■ **Problem to work on**: Copy all lines in which the word "ngày" can be found.

■ **Available records**:
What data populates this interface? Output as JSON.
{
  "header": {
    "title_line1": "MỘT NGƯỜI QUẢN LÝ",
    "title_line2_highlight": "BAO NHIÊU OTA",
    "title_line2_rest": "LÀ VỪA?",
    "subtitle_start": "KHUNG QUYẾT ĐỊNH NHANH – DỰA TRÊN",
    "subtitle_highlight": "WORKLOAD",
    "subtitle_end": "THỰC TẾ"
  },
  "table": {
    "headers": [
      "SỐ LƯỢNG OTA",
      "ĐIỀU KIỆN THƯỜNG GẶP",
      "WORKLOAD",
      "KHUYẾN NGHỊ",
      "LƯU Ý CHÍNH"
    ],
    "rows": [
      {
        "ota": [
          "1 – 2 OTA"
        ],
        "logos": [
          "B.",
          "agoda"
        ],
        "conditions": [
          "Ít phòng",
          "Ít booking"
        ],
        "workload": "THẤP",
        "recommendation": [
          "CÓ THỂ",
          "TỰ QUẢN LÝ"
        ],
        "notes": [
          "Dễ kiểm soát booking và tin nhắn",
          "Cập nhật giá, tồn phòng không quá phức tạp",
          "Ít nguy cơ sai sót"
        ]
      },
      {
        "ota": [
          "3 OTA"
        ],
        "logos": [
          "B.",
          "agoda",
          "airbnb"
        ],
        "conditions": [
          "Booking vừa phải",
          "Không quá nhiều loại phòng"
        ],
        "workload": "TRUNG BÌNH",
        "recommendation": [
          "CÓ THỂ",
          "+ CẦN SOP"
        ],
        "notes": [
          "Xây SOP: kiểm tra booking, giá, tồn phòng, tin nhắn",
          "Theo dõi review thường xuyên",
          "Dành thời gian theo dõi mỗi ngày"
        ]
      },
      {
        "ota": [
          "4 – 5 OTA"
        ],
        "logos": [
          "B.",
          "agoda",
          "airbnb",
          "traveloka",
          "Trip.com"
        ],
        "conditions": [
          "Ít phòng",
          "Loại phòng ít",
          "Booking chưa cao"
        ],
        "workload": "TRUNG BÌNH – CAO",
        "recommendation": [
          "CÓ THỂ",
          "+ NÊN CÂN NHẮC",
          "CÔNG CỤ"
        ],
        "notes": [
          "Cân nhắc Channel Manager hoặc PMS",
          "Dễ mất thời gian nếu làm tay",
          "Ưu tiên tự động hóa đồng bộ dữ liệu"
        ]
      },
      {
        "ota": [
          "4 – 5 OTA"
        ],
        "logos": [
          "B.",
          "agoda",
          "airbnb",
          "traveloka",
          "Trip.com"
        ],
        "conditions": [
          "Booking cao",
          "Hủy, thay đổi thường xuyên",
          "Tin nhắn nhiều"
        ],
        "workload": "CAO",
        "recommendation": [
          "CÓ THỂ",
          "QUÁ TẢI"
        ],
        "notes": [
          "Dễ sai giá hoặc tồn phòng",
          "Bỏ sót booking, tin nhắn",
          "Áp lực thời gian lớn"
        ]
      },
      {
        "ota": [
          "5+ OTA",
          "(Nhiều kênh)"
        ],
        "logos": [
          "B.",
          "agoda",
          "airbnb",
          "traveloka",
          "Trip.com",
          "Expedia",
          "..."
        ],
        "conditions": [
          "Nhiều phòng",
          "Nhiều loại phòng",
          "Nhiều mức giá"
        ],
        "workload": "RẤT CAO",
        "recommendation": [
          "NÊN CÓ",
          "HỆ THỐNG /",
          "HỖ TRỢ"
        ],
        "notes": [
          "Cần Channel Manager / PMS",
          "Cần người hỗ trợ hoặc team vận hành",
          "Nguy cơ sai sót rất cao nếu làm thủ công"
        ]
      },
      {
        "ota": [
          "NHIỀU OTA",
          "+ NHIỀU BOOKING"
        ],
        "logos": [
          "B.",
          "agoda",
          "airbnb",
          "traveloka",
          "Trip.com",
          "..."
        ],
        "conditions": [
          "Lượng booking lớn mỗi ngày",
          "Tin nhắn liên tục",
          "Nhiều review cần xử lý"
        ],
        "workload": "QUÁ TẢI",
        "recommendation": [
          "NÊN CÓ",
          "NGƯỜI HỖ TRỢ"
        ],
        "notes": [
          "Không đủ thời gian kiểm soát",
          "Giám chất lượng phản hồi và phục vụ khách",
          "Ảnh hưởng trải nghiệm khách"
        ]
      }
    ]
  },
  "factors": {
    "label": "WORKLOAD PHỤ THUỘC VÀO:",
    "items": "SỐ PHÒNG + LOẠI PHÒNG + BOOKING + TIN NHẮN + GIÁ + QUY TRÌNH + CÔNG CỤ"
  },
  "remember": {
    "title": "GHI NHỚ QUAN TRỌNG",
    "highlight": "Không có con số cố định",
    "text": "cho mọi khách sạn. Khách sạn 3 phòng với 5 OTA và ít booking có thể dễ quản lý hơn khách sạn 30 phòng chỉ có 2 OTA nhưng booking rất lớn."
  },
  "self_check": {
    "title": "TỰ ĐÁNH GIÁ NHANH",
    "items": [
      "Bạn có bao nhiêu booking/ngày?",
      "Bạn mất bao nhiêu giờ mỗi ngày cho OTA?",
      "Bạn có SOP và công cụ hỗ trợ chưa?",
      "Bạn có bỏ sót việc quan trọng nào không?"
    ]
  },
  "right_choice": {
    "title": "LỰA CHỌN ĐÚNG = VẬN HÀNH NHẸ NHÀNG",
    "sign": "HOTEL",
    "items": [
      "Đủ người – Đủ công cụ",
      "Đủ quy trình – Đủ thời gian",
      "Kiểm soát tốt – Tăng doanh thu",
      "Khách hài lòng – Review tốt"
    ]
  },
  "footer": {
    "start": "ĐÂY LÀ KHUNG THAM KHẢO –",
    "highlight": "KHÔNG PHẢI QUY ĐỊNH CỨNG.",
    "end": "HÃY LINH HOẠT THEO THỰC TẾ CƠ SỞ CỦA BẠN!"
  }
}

■ **Task output**:
          "Dành thời gian theo dõi mỗi ngày"
          "Lượng booking lớn mỗi ngày",
      "Bạn có bao nhiêu booking/ngày?",
      "Bạn mất bao nhiêu giờ mỗi ngày cho OTA?",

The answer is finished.